**The problem**
Copy out all lines carrying the word "JSON".

○ ○ ○ ○

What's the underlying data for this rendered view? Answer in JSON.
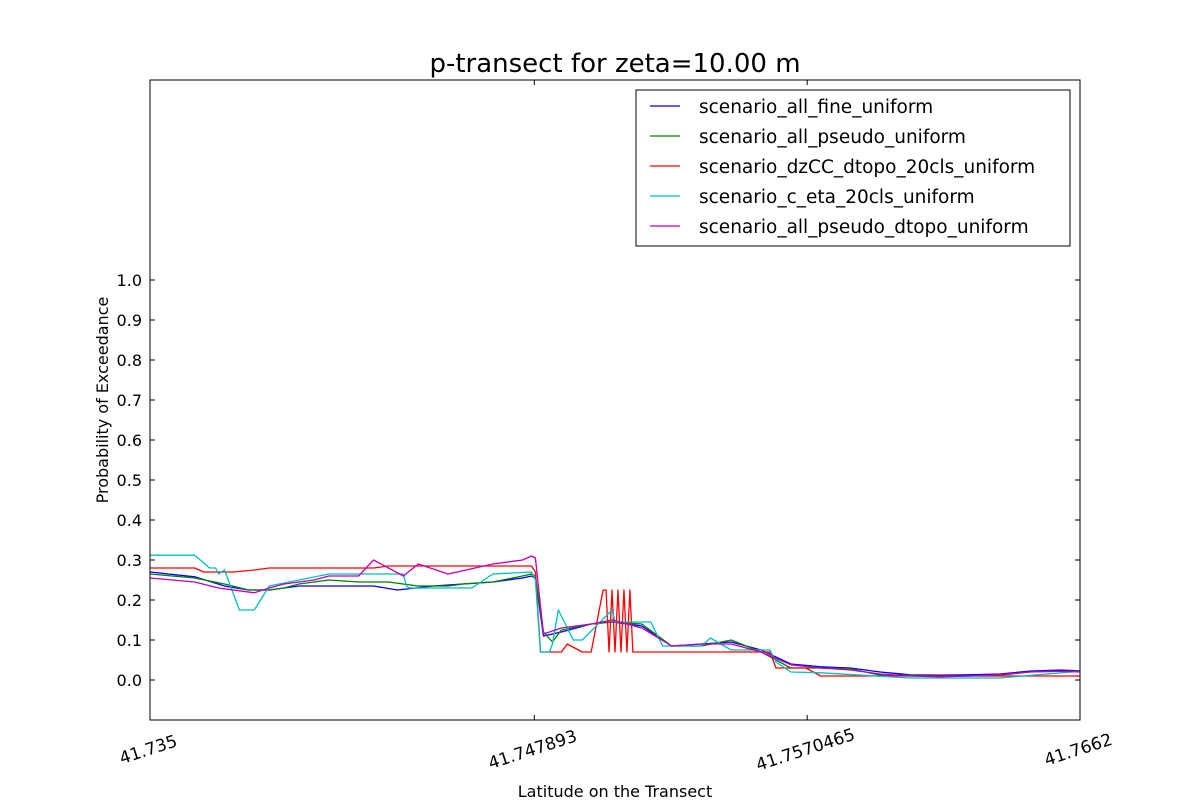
{
  "chart_data": {
    "type": "line",
    "title": "p-transect for zeta=10.00 m",
    "xlabel": "Latitude on the Transect",
    "ylabel": "Probability of Exceedance",
    "xlim": [
      41.735,
      41.7662
    ],
    "ylim": [
      -0.1,
      1.5
    ],
    "x_ticks": [
      "41.735",
      "41.747893",
      "41.7570465",
      "41.7662"
    ],
    "y_ticks": [
      "0.0",
      "0.1",
      "0.2",
      "0.3",
      "0.4",
      "0.5",
      "0.6",
      "0.7",
      "0.8",
      "0.9",
      "1.0"
    ],
    "grid": false,
    "legend_position": "top-right",
    "series": [
      {
        "name": "scenario_all_fine_uniform",
        "color": "#0000ff",
        "x": [
          41.735,
          41.7365,
          41.7375,
          41.7383,
          41.739,
          41.74,
          41.741,
          41.7425,
          41.7433,
          41.7445,
          41.7455,
          41.7465,
          41.7475,
          41.7478,
          41.74793,
          41.7482,
          41.7488,
          41.7498,
          41.7505,
          41.7515,
          41.7525,
          41.7535,
          41.7545,
          41.7555,
          41.7565,
          41.7575,
          41.7585,
          41.7595,
          41.7605,
          41.7615,
          41.7625,
          41.7635,
          41.7645,
          41.7655,
          41.7662
        ],
        "y": [
          0.27,
          0.258,
          0.235,
          0.225,
          0.225,
          0.235,
          0.235,
          0.235,
          0.225,
          0.235,
          0.24,
          0.245,
          0.255,
          0.26,
          0.255,
          0.11,
          0.12,
          0.14,
          0.145,
          0.135,
          0.085,
          0.09,
          0.095,
          0.075,
          0.04,
          0.033,
          0.03,
          0.02,
          0.013,
          0.012,
          0.013,
          0.015,
          0.022,
          0.025,
          0.023
        ]
      },
      {
        "name": "scenario_all_pseudo_uniform",
        "color": "#008000",
        "x": [
          41.735,
          41.7365,
          41.7375,
          41.7383,
          41.739,
          41.7395,
          41.74,
          41.741,
          41.742,
          41.743,
          41.744,
          41.7447,
          41.745,
          41.7455,
          41.7465,
          41.7475,
          41.7478,
          41.74793,
          41.7482,
          41.7485,
          41.7488,
          41.7498,
          41.7505,
          41.7515,
          41.7525,
          41.7535,
          41.7545,
          41.7555,
          41.7565,
          41.7575,
          41.7585,
          41.7595,
          41.7605,
          41.7615,
          41.7625,
          41.7635,
          41.7645,
          41.7655,
          41.7662
        ],
        "y": [
          0.265,
          0.255,
          0.24,
          0.225,
          0.225,
          0.23,
          0.24,
          0.25,
          0.245,
          0.245,
          0.235,
          0.235,
          0.235,
          0.24,
          0.245,
          0.26,
          0.265,
          0.26,
          0.12,
          0.095,
          0.125,
          0.14,
          0.145,
          0.14,
          0.085,
          0.085,
          0.1,
          0.07,
          0.03,
          0.03,
          0.028,
          0.012,
          0.012,
          0.01,
          0.01,
          0.012,
          0.02,
          0.022,
          0.022
        ]
      },
      {
        "name": "scenario_dzCC_dtopo_20cls_uniform",
        "color": "#ff0000",
        "x": [
          41.735,
          41.7365,
          41.7368,
          41.7378,
          41.7385,
          41.739,
          41.7425,
          41.743,
          41.7478,
          41.74793,
          41.7481,
          41.7488,
          41.749,
          41.7495,
          41.7498,
          41.7502,
          41.7503,
          41.7504,
          41.7505,
          41.7506,
          41.7507,
          41.7508,
          41.7509,
          41.751,
          41.7511,
          41.7512,
          41.7513,
          41.7515,
          41.755,
          41.7558,
          41.756,
          41.757,
          41.7575,
          41.76,
          41.7625,
          41.7662
        ],
        "y": [
          0.28,
          0.28,
          0.27,
          0.27,
          0.275,
          0.28,
          0.28,
          0.285,
          0.285,
          0.27,
          0.07,
          0.07,
          0.09,
          0.07,
          0.07,
          0.225,
          0.225,
          0.07,
          0.225,
          0.07,
          0.225,
          0.07,
          0.225,
          0.07,
          0.225,
          0.07,
          0.07,
          0.07,
          0.07,
          0.07,
          0.03,
          0.03,
          0.01,
          0.01,
          0.01,
          0.01
        ]
      },
      {
        "name": "scenario_c_eta_20cls_uniform",
        "color": "#00bfbf",
        "x": [
          41.735,
          41.7365,
          41.737,
          41.7372,
          41.7373,
          41.7375,
          41.738,
          41.7385,
          41.739,
          41.741,
          41.7435,
          41.7436,
          41.7437,
          41.745,
          41.7458,
          41.7465,
          41.7478,
          41.74793,
          41.7481,
          41.7484,
          41.7485,
          41.7487,
          41.7492,
          41.7495,
          41.7505,
          41.7506,
          41.7512,
          41.7515,
          41.7518,
          41.7522,
          41.7535,
          41.7538,
          41.7545,
          41.7558,
          41.756,
          41.7565,
          41.7575,
          41.7605,
          41.7635,
          41.7662
        ],
        "y": [
          0.312,
          0.312,
          0.28,
          0.28,
          0.265,
          0.275,
          0.175,
          0.175,
          0.235,
          0.265,
          0.265,
          0.235,
          0.23,
          0.23,
          0.23,
          0.265,
          0.27,
          0.25,
          0.07,
          0.07,
          0.09,
          0.175,
          0.1,
          0.1,
          0.175,
          0.145,
          0.145,
          0.145,
          0.145,
          0.085,
          0.085,
          0.105,
          0.075,
          0.075,
          0.045,
          0.02,
          0.018,
          0.005,
          0.005,
          0.022
        ]
      },
      {
        "name": "scenario_all_pseudo_dtopo_uniform",
        "color": "#bf00bf",
        "x": [
          41.735,
          41.7365,
          41.7373,
          41.7385,
          41.739,
          41.7395,
          41.7405,
          41.741,
          41.742,
          41.7425,
          41.7435,
          41.744,
          41.745,
          41.7465,
          41.7475,
          41.7478,
          41.74793,
          41.7482,
          41.7488,
          41.7498,
          41.7505,
          41.7515,
          41.7525,
          41.7535,
          41.7545,
          41.7555,
          41.7565,
          41.7575,
          41.7585,
          41.7595,
          41.7605,
          41.7615,
          41.7625,
          41.7635,
          41.7645,
          41.7655,
          41.7662
        ],
        "y": [
          0.255,
          0.245,
          0.23,
          0.218,
          0.23,
          0.24,
          0.25,
          0.26,
          0.26,
          0.3,
          0.26,
          0.29,
          0.265,
          0.29,
          0.3,
          0.31,
          0.305,
          0.115,
          0.13,
          0.14,
          0.15,
          0.13,
          0.085,
          0.09,
          0.09,
          0.07,
          0.038,
          0.03,
          0.025,
          0.015,
          0.01,
          0.008,
          0.01,
          0.013,
          0.02,
          0.022,
          0.02
        ]
      }
    ]
  }
}
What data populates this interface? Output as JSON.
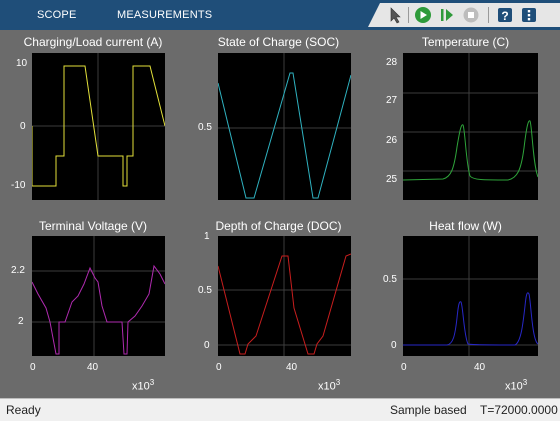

○ ○ ○ ○

**Solution**
What's the underlying data for this rendered view? Answer in JSON.
What data populates this interface? Output as JSON.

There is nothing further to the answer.